▶ _Instructions for the task_: Go through the entries below and pick out every line with "image".

▶ _Records that describe figures_:
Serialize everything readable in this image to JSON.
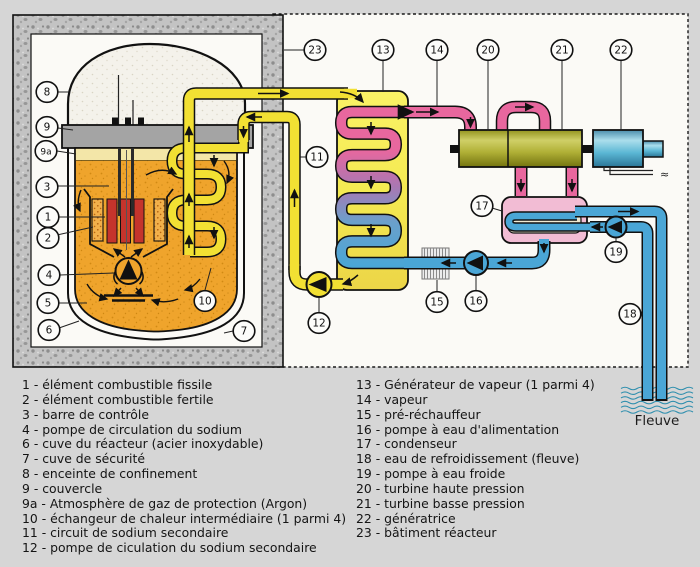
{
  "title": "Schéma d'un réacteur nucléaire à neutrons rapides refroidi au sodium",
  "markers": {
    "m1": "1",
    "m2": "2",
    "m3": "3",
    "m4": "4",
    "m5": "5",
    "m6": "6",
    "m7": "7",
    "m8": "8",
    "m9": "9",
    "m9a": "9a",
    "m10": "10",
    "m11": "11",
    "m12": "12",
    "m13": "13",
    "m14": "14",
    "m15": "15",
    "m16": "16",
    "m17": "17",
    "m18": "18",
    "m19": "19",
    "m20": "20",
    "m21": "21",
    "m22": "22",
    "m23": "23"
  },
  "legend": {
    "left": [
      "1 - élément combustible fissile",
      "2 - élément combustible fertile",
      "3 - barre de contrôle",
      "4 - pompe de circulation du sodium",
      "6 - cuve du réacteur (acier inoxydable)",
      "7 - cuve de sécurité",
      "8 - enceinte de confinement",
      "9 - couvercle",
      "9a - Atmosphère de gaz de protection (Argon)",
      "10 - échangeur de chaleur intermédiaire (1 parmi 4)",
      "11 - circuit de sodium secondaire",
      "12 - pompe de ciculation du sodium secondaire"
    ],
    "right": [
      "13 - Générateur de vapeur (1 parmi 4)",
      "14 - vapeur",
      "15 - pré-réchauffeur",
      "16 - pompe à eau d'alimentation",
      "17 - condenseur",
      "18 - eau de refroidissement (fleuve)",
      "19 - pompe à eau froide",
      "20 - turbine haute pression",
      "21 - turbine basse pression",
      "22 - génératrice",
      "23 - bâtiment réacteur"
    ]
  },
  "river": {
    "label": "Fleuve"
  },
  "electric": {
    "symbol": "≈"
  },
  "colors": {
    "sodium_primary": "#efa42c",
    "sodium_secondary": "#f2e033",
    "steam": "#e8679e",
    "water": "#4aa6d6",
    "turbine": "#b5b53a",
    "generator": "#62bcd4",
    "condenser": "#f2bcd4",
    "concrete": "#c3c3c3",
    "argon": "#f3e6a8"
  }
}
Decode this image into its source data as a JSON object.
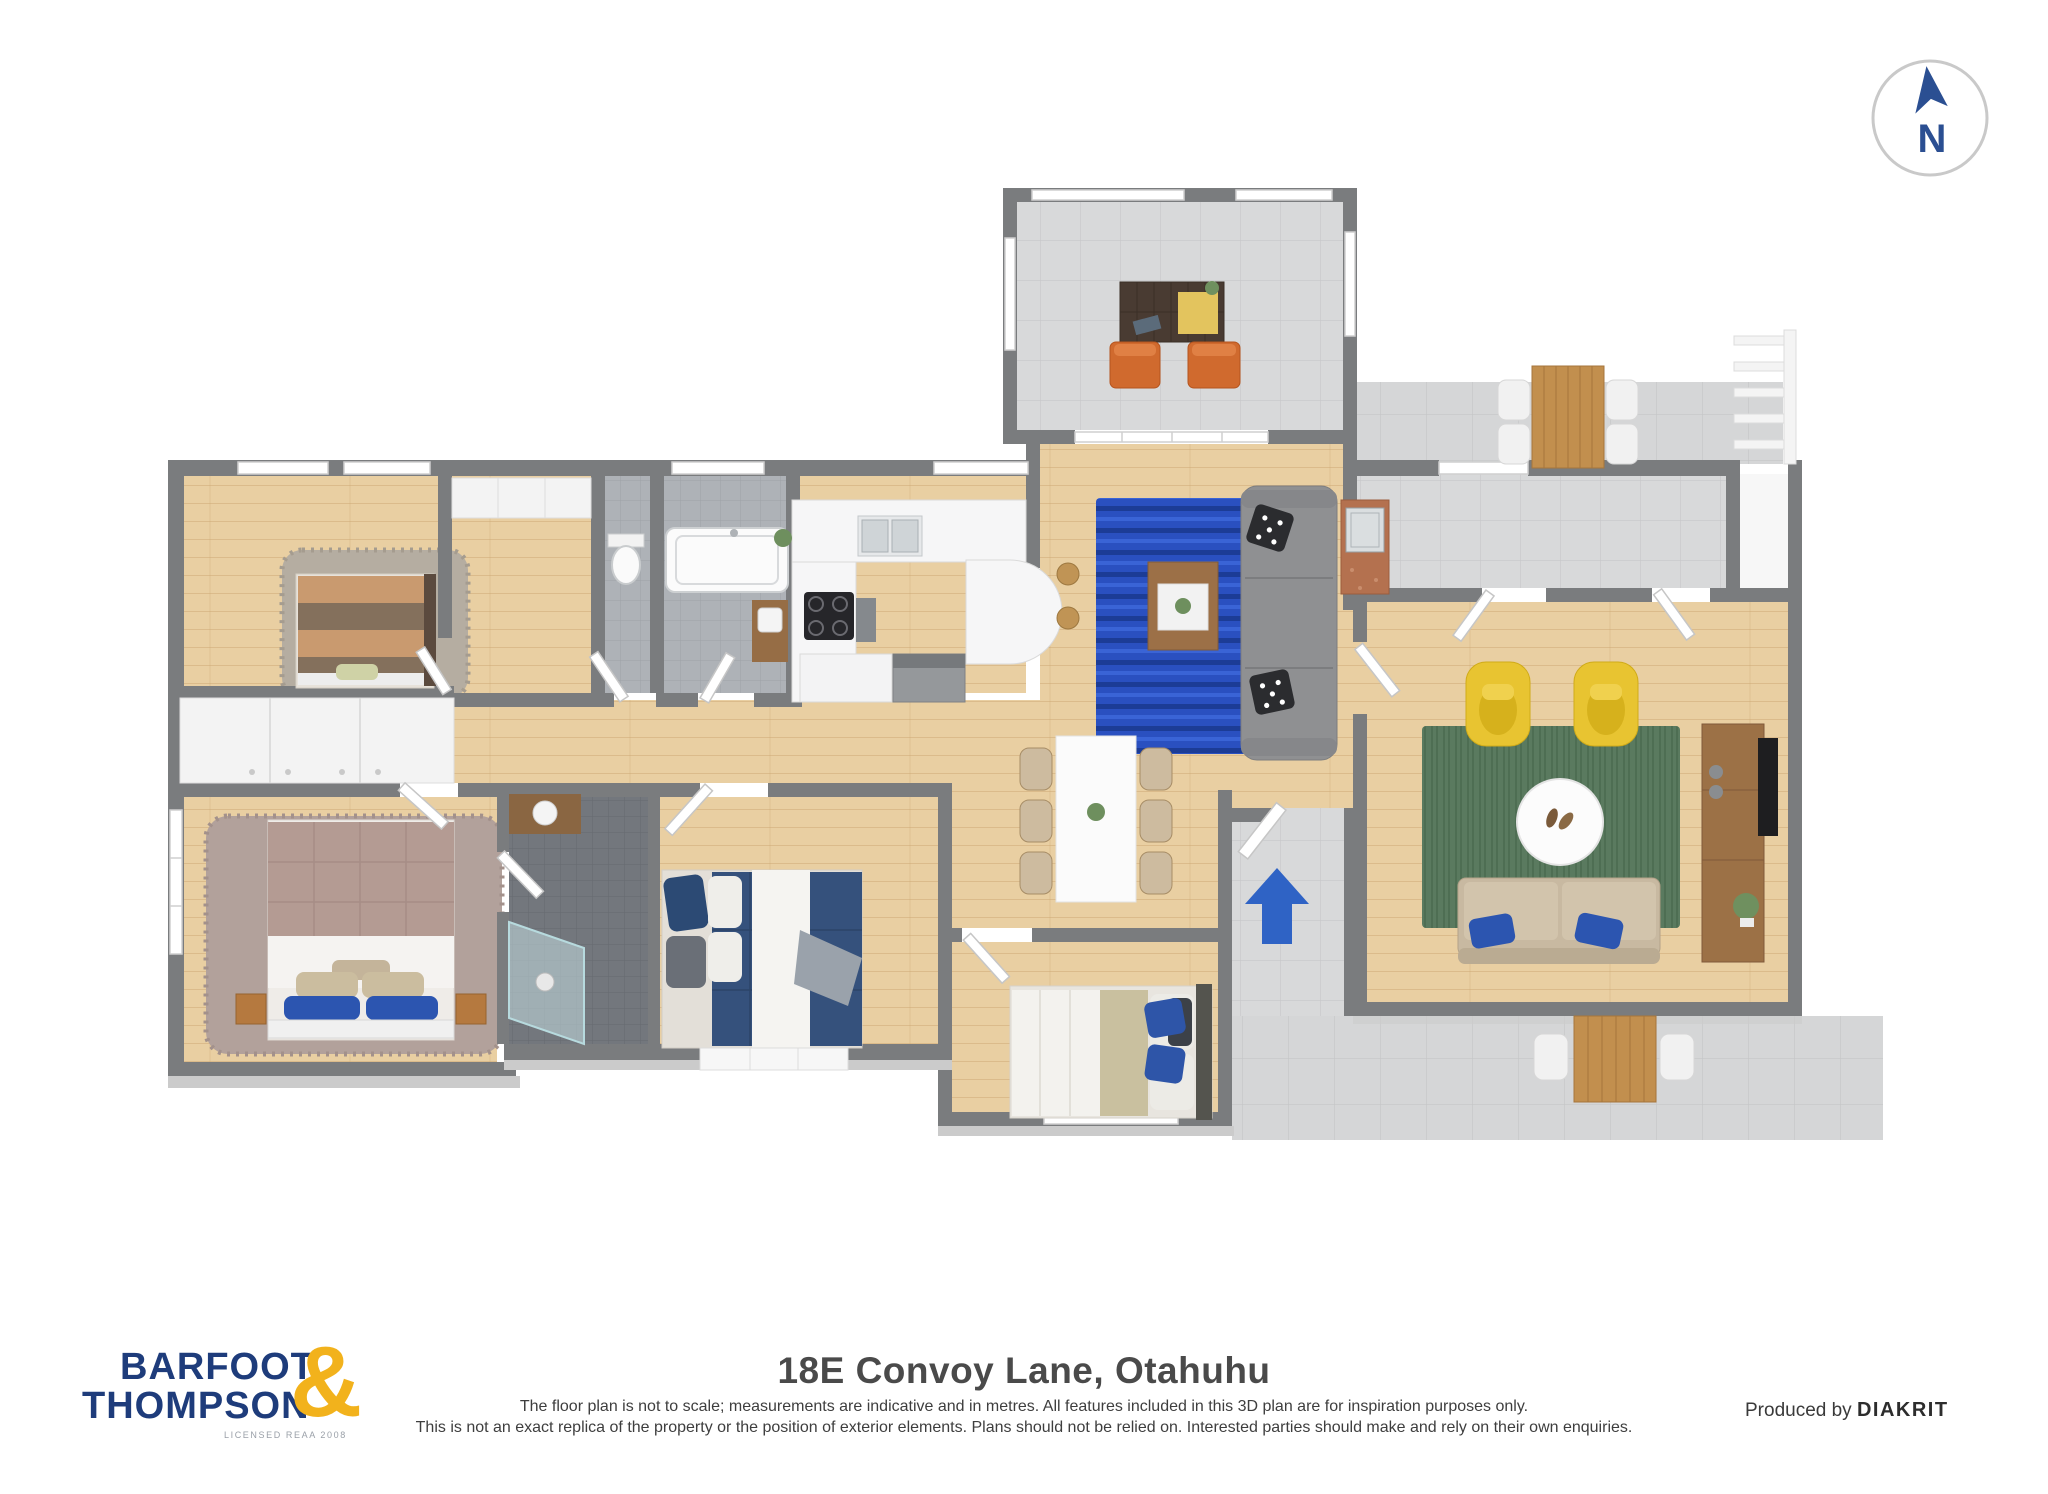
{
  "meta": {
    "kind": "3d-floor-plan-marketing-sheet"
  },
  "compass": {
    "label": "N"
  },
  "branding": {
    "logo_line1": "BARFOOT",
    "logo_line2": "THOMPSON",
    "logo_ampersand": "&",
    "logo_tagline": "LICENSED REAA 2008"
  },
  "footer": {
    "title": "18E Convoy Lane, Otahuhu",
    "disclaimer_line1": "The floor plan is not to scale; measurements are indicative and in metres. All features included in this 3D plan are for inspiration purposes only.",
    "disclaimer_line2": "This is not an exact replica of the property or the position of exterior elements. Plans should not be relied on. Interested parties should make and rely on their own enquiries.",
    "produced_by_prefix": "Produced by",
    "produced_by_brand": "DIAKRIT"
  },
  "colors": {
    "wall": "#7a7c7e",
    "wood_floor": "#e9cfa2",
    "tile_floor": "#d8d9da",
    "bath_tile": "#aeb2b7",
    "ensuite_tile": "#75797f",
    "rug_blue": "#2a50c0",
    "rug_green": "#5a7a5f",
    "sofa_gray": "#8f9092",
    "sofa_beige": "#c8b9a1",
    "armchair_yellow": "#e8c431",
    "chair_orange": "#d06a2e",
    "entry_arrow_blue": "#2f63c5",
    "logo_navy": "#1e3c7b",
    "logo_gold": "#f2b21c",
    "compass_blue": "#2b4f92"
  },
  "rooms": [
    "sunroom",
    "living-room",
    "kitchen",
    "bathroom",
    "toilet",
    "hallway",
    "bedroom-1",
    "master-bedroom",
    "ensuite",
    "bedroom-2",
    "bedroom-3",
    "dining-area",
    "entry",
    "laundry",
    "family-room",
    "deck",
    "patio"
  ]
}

...

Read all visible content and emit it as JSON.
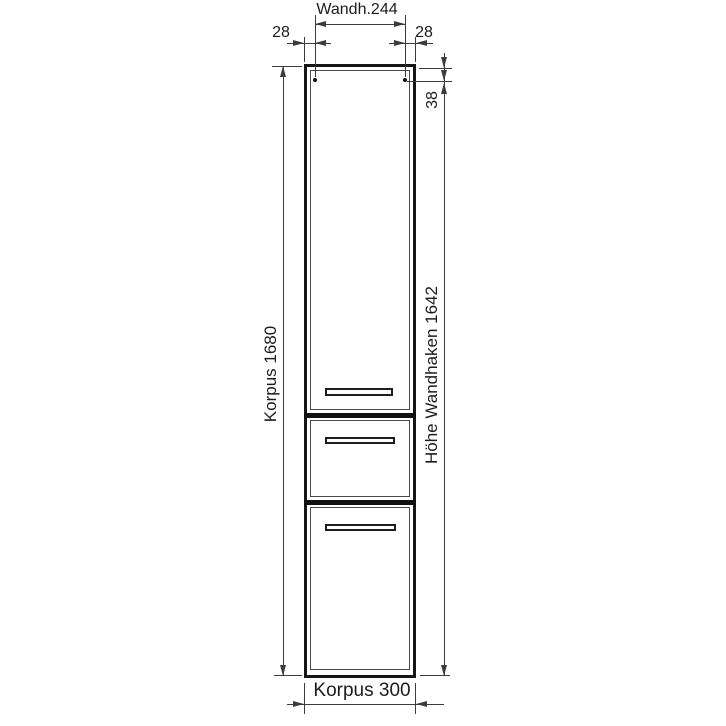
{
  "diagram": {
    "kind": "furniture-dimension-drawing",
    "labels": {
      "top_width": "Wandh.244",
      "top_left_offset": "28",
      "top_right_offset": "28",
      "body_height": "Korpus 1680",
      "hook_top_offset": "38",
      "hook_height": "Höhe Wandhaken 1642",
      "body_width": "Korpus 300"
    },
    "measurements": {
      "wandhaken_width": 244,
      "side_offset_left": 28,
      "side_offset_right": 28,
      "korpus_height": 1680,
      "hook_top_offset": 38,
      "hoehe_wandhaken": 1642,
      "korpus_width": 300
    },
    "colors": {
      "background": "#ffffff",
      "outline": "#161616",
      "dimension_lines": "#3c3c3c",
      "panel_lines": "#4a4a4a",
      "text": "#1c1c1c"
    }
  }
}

▶ _Answer to the exercise_:
Serialize everything readable in this image to JSON.
Decode this image into its source data as a JSON object.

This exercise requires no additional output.